• **REQUIREMENT**
Check every line of the entries below for the word "color", and copy the ones that have it.

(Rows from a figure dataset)
━━━━━━━━━━━━━━━━━━━━━━━━━━━━━━
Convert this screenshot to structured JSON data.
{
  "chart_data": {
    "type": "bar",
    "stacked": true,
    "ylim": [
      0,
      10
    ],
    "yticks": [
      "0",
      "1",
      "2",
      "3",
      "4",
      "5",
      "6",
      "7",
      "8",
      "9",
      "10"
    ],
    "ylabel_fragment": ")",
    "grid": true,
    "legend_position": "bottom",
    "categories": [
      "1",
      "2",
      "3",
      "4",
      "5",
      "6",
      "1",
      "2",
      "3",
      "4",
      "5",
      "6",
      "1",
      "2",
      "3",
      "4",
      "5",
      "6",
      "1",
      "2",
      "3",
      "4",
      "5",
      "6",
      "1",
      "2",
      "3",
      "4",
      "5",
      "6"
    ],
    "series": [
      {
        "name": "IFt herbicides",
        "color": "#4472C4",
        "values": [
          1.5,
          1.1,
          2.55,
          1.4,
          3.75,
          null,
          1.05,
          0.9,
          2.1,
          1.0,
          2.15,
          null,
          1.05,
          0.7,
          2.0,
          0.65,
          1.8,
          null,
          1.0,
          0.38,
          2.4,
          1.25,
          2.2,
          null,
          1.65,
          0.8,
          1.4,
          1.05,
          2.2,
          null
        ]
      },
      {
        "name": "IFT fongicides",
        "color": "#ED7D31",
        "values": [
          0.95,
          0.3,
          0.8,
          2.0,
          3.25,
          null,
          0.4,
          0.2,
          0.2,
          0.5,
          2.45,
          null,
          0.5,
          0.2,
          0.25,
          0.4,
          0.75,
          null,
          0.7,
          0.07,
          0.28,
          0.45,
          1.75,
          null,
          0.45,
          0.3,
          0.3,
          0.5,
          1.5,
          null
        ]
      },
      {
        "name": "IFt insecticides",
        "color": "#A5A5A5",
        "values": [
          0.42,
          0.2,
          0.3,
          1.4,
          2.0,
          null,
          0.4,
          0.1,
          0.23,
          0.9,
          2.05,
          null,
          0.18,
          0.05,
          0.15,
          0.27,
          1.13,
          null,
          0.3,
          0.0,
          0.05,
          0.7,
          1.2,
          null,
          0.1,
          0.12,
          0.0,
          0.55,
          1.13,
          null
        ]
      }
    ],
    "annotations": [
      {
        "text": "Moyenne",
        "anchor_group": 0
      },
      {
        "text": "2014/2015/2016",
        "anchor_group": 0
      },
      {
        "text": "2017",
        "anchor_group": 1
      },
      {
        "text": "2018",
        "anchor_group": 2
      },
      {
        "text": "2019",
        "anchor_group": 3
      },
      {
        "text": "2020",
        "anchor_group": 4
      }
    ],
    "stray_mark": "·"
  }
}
━━━━━━━━━━━━━━━━━━━━━━━━━━━━━━
• **ANSWER TO THE TASK**
        "color": "#4472C4",
        "color": "#ED7D31",
        "color": "#A5A5A5",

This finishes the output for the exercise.